### Chart and figure data
+ + +

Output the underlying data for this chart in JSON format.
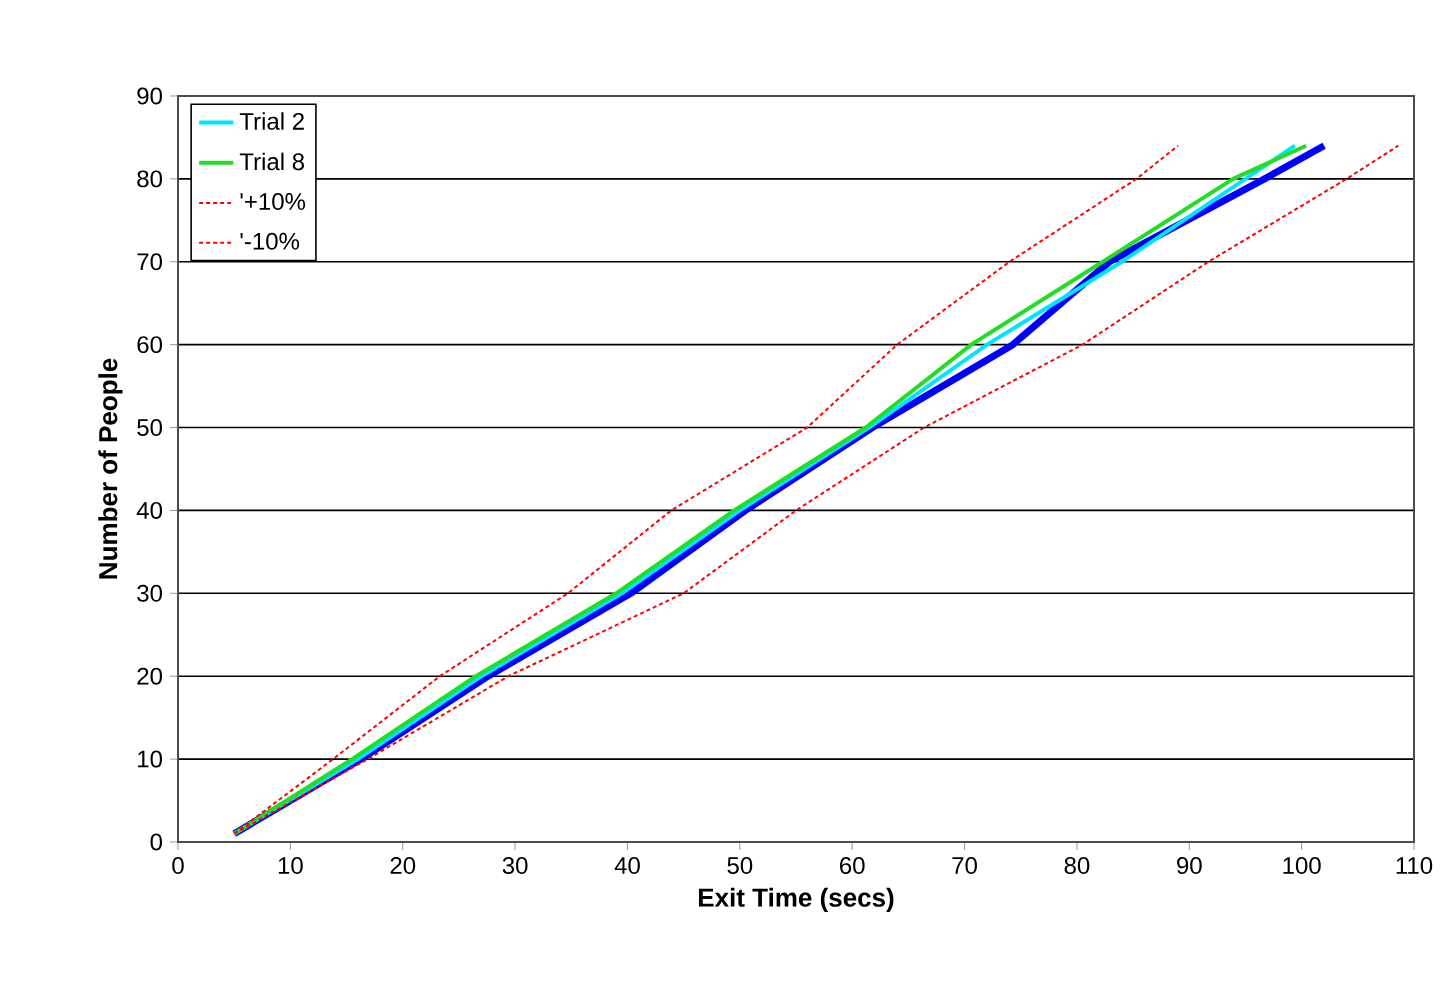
{
  "chart_data": {
    "type": "line",
    "xlabel": "Exit Time (secs)",
    "ylabel": "Number of People",
    "xlim": [
      0,
      110
    ],
    "xticks": [
      0,
      10,
      20,
      30,
      40,
      50,
      60,
      70,
      80,
      90,
      100,
      110
    ],
    "ylim": [
      0,
      90
    ],
    "yticks": [
      0,
      10,
      20,
      30,
      40,
      50,
      60,
      70,
      80,
      90
    ],
    "grid": "y",
    "legend": "top left",
    "marker": "none",
    "series": [
      {
        "name": "Trial 2",
        "color": "#00e5ff",
        "line_style": "solid",
        "x": [
          5,
          16,
          27,
          39.5,
          50,
          61.5,
          72,
          84,
          95,
          99.4
        ],
        "values": [
          1,
          10,
          20,
          30,
          40,
          50,
          60,
          70,
          80,
          84
        ]
      },
      {
        "name": "Trial 8",
        "color": "#22dd22",
        "line_style": "solid",
        "x": [
          5,
          15.5,
          26.5,
          39,
          49.5,
          61.2,
          70.6,
          82.3,
          93.9,
          100.4
        ],
        "values": [
          1,
          10,
          20,
          30,
          40,
          50,
          60,
          70,
          80,
          84
        ]
      },
      {
        "name": "'+10%",
        "color": "#ff0000",
        "line_style": "dashed",
        "x": [
          5,
          13.8,
          23.3,
          34.7,
          43.9,
          56,
          64,
          74,
          85.3,
          89
        ],
        "values": [
          1,
          10,
          20,
          30,
          40,
          50,
          60,
          70,
          80,
          84
        ]
      },
      {
        "name": "'-10%",
        "color": "#ff0000",
        "line_style": "dashed",
        "x": [
          5,
          16.9,
          29.4,
          45,
          55,
          66.4,
          80.5,
          91.7,
          104,
          108.6
        ],
        "values": [
          1,
          10,
          20,
          30,
          40,
          50,
          60,
          70,
          80,
          84
        ]
      },
      {
        "color": "#0000ff",
        "line_style": "solid",
        "x": [
          5,
          16.3,
          27.6,
          40.3,
          50.5,
          61.8,
          74.3,
          82.9,
          96.7,
          102
        ],
        "values": [
          1,
          10,
          20,
          30,
          40,
          50,
          60,
          70,
          80,
          84
        ]
      }
    ]
  }
}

+ + +

### YOUR OBJECTIVE
Identify each line in the records above containing the word "color"; copy those lines.

### ANSWER TO THE EXERCISE
        "color": "#00e5ff",
        "color": "#22dd22",
        "color": "#ff0000",
        "color": "#ff0000",
        "color": "#0000ff",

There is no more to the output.